Data to process:
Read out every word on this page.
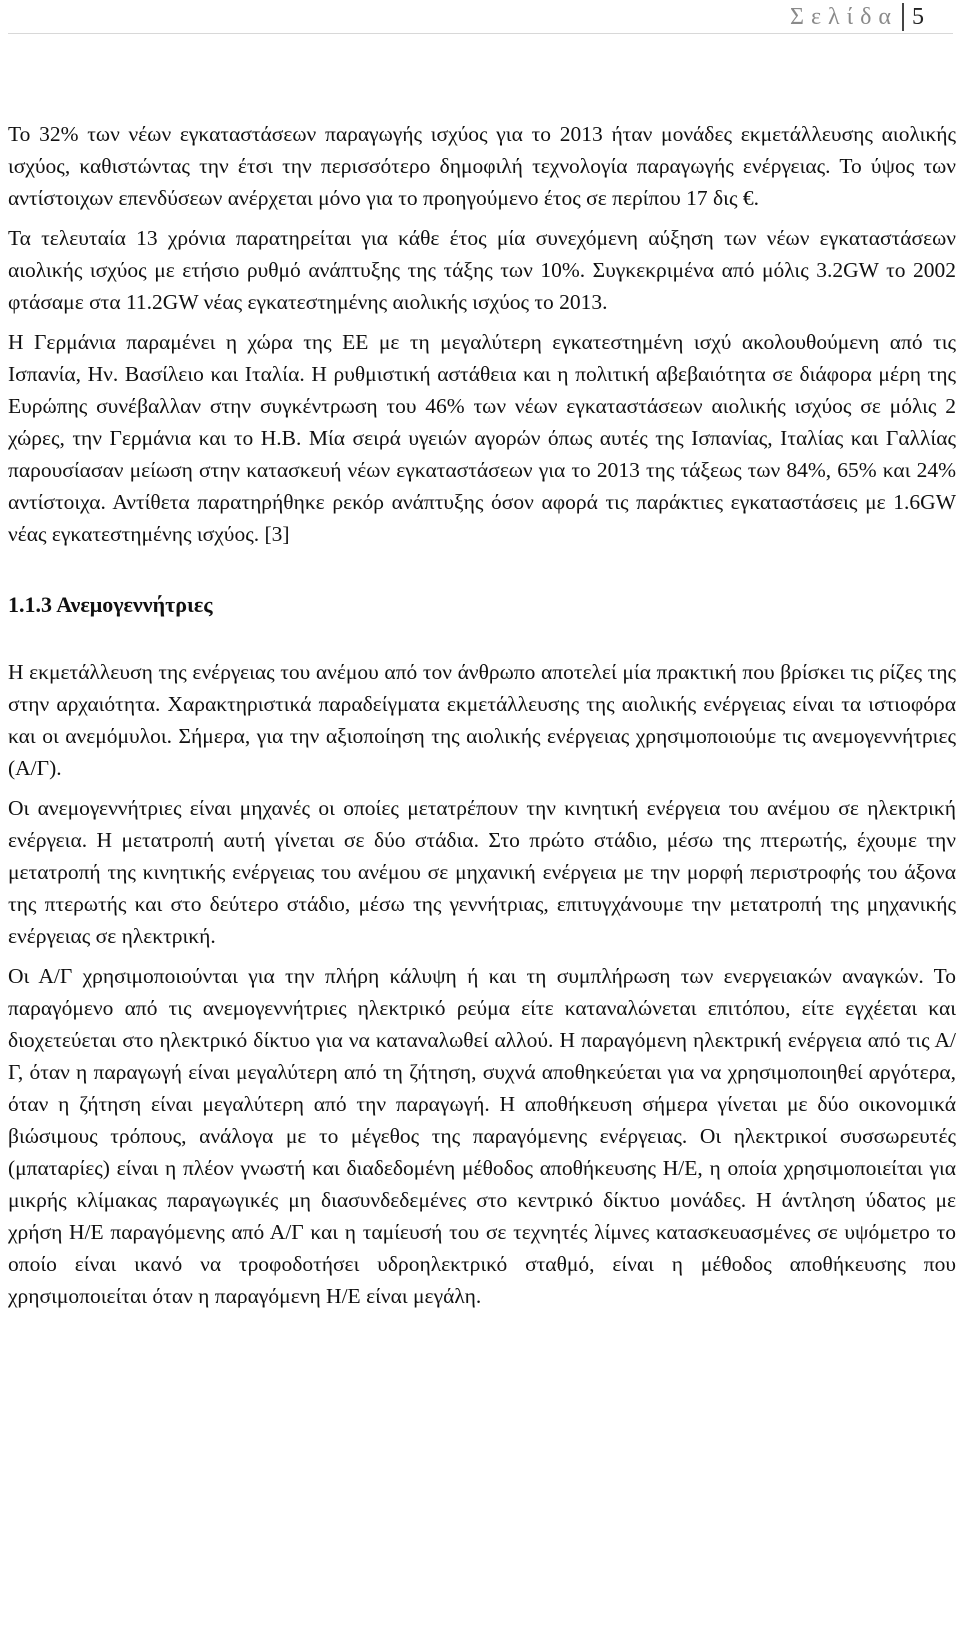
Σελίδα 5

Το 32% των νέων εγκαταστάσεων παραγωγής ισχύος για το 2013 ήταν μονάδες εκμετάλλευσης αιολικής ισχύος, καθιστώντας την έτσι την περισσότερο δημοφιλή τεχνολογία παραγωγής ενέργειας. Το ύψος των αντίστοιχων επενδύσεων ανέρχεται μόνο για το προηγούμενο έτος σε περίπου 17 δις €.

Τα τελευταία 13 χρόνια παρατηρείται για κάθε έτος μία συνεχόμενη αύξηση των νέων εγκαταστάσεων αιολικής ισχύος με ετήσιο ρυθμό ανάπτυξης της τάξης των 10%. Συγκεκριμένα από μόλις 3.2GW το 2002 φτάσαμε στα 11.2GW νέας εγκατεστημένης αιολικής ισχύος το 2013.

Η Γερμάνια παραμένει η χώρα της ΕΕ με τη μεγαλύτερη εγκατεστημένη ισχύ ακολουθούμενη από τις Ισπανία, Ην. Βασίλειο και Ιταλία. Η ρυθμιστική αστάθεια και η πολιτική αβεβαιότητα σε διάφορα μέρη της Ευρώπης συνέβαλλαν στην συγκέντρωση του 46% των νέων εγκαταστάσεων αιολικής ισχύος σε μόλις 2 χώρες, την Γερμάνια και το Η.Β. Μία σειρά υγειών αγορών όπως αυτές της Ισπανίας, Ιταλίας και Γαλλίας παρουσίασαν μείωση στην κατασκευή νέων εγκαταστάσεων για το 2013 της τάξεως των 84%, 65% και 24% αντίστοιχα. Αντίθετα παρατηρήθηκε ρεκόρ ανάπτυξης όσον αφορά τις παράκτιες εγκαταστάσεις με 1.6GW νέας εγκατεστημένης ισχύος. [3]

1.1.3 Ανεμογεννήτριες

Η εκμετάλλευση της ενέργειας του ανέμου από τον άνθρωπο αποτελεί μία πρακτική που βρίσκει τις ρίζες της στην αρχαιότητα. Χαρακτηριστικά παραδείγματα εκμετάλλευσης της αιολικής ενέργειας είναι τα ιστιοφόρα και οι ανεμόμυλοι. Σήμερα, για την αξιοποίηση της αιολικής ενέργειας χρησιμοποιούμε τις ανεμογεννήτριες (Α/Γ).

Οι ανεμογεννήτριες είναι μηχανές οι οποίες μετατρέπουν την κινητική ενέργεια του ανέμου σε ηλεκτρική ενέργεια. Η μετατροπή αυτή γίνεται σε δύο στάδια. Στο πρώτο στάδιο, μέσω της πτερωτής, έχουμε την μετατροπή της κινητικής ενέργειας του ανέμου σε μηχανική ενέργεια με την μορφή περιστροφής του άξονα της πτερωτής και στο δεύτερο στάδιο, μέσω της γεννήτριας, επιτυγχάνουμε την μετατροπή της μηχανικής ενέργειας σε ηλεκτρική.

Οι Α/Γ χρησιμοποιούνται για την πλήρη κάλυψη ή και τη συμπλήρωση των ενεργειακών αναγκών. Το παραγόμενο από τις ανεμογεννήτριες ηλεκτρικό ρεύμα είτε καταναλώνεται επιτόπου, είτε εγχέεται και διοχετεύεται στο ηλεκτρικό δίκτυο για να καταναλωθεί αλλού. Η παραγόμενη ηλεκτρική ενέργεια από τις Α/Γ, όταν η παραγωγή είναι μεγαλύτερη από τη ζήτηση, συχνά αποθηκεύεται για να χρησιμοποιηθεί αργότερα, όταν η ζήτηση είναι μεγαλύτερη από την παραγωγή. Η αποθήκευση σήμερα γίνεται με δύο οικονομικά βιώσιμους τρόπους, ανάλογα με το μέγεθος της παραγόμενης ενέργειας. Οι ηλεκτρικοί συσσωρευτές (μπαταρίες) είναι η πλέον γνωστή και διαδεδομένη μέθοδος αποθήκευσης Η/Ε, η οποία χρησιμοποιείται για μικρής κλίμακας παραγωγικές μη διασυνδεδεμένες στο κεντρικό δίκτυο μονάδες. Η άντληση ύδατος με χρήση Η/Ε παραγόμενης από Α/Γ και η ταμίευσή του σε τεχνητές λίμνες κατασκευασμένες σε υψόμετρο το οποίο είναι ικανό να τροφοδοτήσει υδροηλεκτρικό σταθμό, είναι η μέθοδος αποθήκευσης που χρησιμοποιείται όταν η παραγόμενη Η/Ε είναι μεγάλη.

Problem to work on: In your copy, repeat each record exactly and include no pictures.

Reply:
Read out every word on this page.
Σελίδα 5

Το 32% των νέων εγκαταστάσεων παραγωγής ισχύος για το 2013 ήταν μονάδες εκμετάλλευσης αιολικής ισχύος, καθιστώντας την έτσι την περισσότερο δημοφιλή τεχνολογία παραγωγής ενέργειας. Το ύψος των αντίστοιχων επενδύσεων ανέρχεται μόνο για το προηγούμενο έτος σε περίπου 17 δις €.

Τα τελευταία 13 χρόνια παρατηρείται για κάθε έτος μία συνεχόμενη αύξηση των νέων εγκαταστάσεων αιολικής ισχύος με ετήσιο ρυθμό ανάπτυξης της τάξης των 10%. Συγκεκριμένα από μόλις 3.2GW το 2002 φτάσαμε στα 11.2GW νέας εγκατεστημένης αιολικής ισχύος το 2013.

Η Γερμάνια παραμένει η χώρα της ΕΕ με τη μεγαλύτερη εγκατεστημένη ισχύ ακολουθούμενη από τις Ισπανία, Ην. Βασίλειο και Ιταλία. Η ρυθμιστική αστάθεια και η πολιτική αβεβαιότητα σε διάφορα μέρη της Ευρώπης συνέβαλλαν στην συγκέντρωση του 46% των νέων εγκαταστάσεων αιολικής ισχύος σε μόλις 2 χώρες, την Γερμάνια και το Η.Β. Μία σειρά υγειών αγορών όπως αυτές της Ισπανίας, Ιταλίας και Γαλλίας παρουσίασαν μείωση στην κατασκευή νέων εγκαταστάσεων για το 2013 της τάξεως των 84%, 65% και 24% αντίστοιχα. Αντίθετα παρατηρήθηκε ρεκόρ ανάπτυξης όσον αφορά τις παράκτιες εγκαταστάσεις με 1.6GW νέας εγκατεστημένης ισχύος. [3]

1.1.3 Ανεμογεννήτριες

Η εκμετάλλευση της ενέργειας του ανέμου από τον άνθρωπο αποτελεί μία πρακτική που βρίσκει τις ρίζες της στην αρχαιότητα. Χαρακτηριστικά παραδείγματα εκμετάλλευσης της αιολικής ενέργειας είναι τα ιστιοφόρα και οι ανεμόμυλοι. Σήμερα, για την αξιοποίηση της αιολικής ενέργειας χρησιμοποιούμε τις ανεμογεννήτριες (Α/Γ).

Οι ανεμογεννήτριες είναι μηχανές οι οποίες μετατρέπουν την κινητική ενέργεια του ανέμου σε ηλεκτρική ενέργεια. Η μετατροπή αυτή γίνεται σε δύο στάδια. Στο πρώτο στάδιο, μέσω της πτερωτής, έχουμε την μετατροπή της κινητικής ενέργειας του ανέμου σε μηχανική ενέργεια με την μορφή περιστροφής του άξονα της πτερωτής και στο δεύτερο στάδιο, μέσω της γεννήτριας, επιτυγχάνουμε την μετατροπή της μηχανικής ενέργειας σε ηλεκτρική.

Οι Α/Γ χρησιμοποιούνται για την πλήρη κάλυψη ή και τη συμπλήρωση των ενεργειακών αναγκών. Το παραγόμενο από τις ανεμογεννήτριες ηλεκτρικό ρεύμα είτε καταναλώνεται επιτόπου, είτε εγχέεται και διοχετεύεται στο ηλεκτρικό δίκτυο για να καταναλωθεί αλλού. Η παραγόμενη ηλεκτρική ενέργεια από τις Α/Γ, όταν η παραγωγή είναι μεγαλύτερη από τη ζήτηση, συχνά αποθηκεύεται για να χρησιμοποιηθεί αργότερα, όταν η ζήτηση είναι μεγαλύτερη από την παραγωγή. Η αποθήκευση σήμερα γίνεται με δύο οικονομικά βιώσιμους τρόπους, ανάλογα με το μέγεθος της παραγόμενης ενέργειας. Οι ηλεκτρικοί συσσωρευτές (μπαταρίες) είναι η πλέον γνωστή και διαδεδομένη μέθοδος αποθήκευσης Η/Ε, η οποία χρησιμοποιείται για μικρής κλίμακας παραγωγικές μη διασυνδεδεμένες στο κεντρικό δίκτυο μονάδες. Η άντληση ύδατος με χρήση Η/Ε παραγόμενης από Α/Γ και η ταμίευσή του σε τεχνητές λίμνες κατασκευασμένες σε υψόμετρο το οποίο είναι ικανό να τροφοδοτήσει υδροηλεκτρικό σταθμό, είναι η μέθοδος αποθήκευσης που χρησιμοποιείται όταν η παραγόμενη Η/Ε είναι μεγάλη.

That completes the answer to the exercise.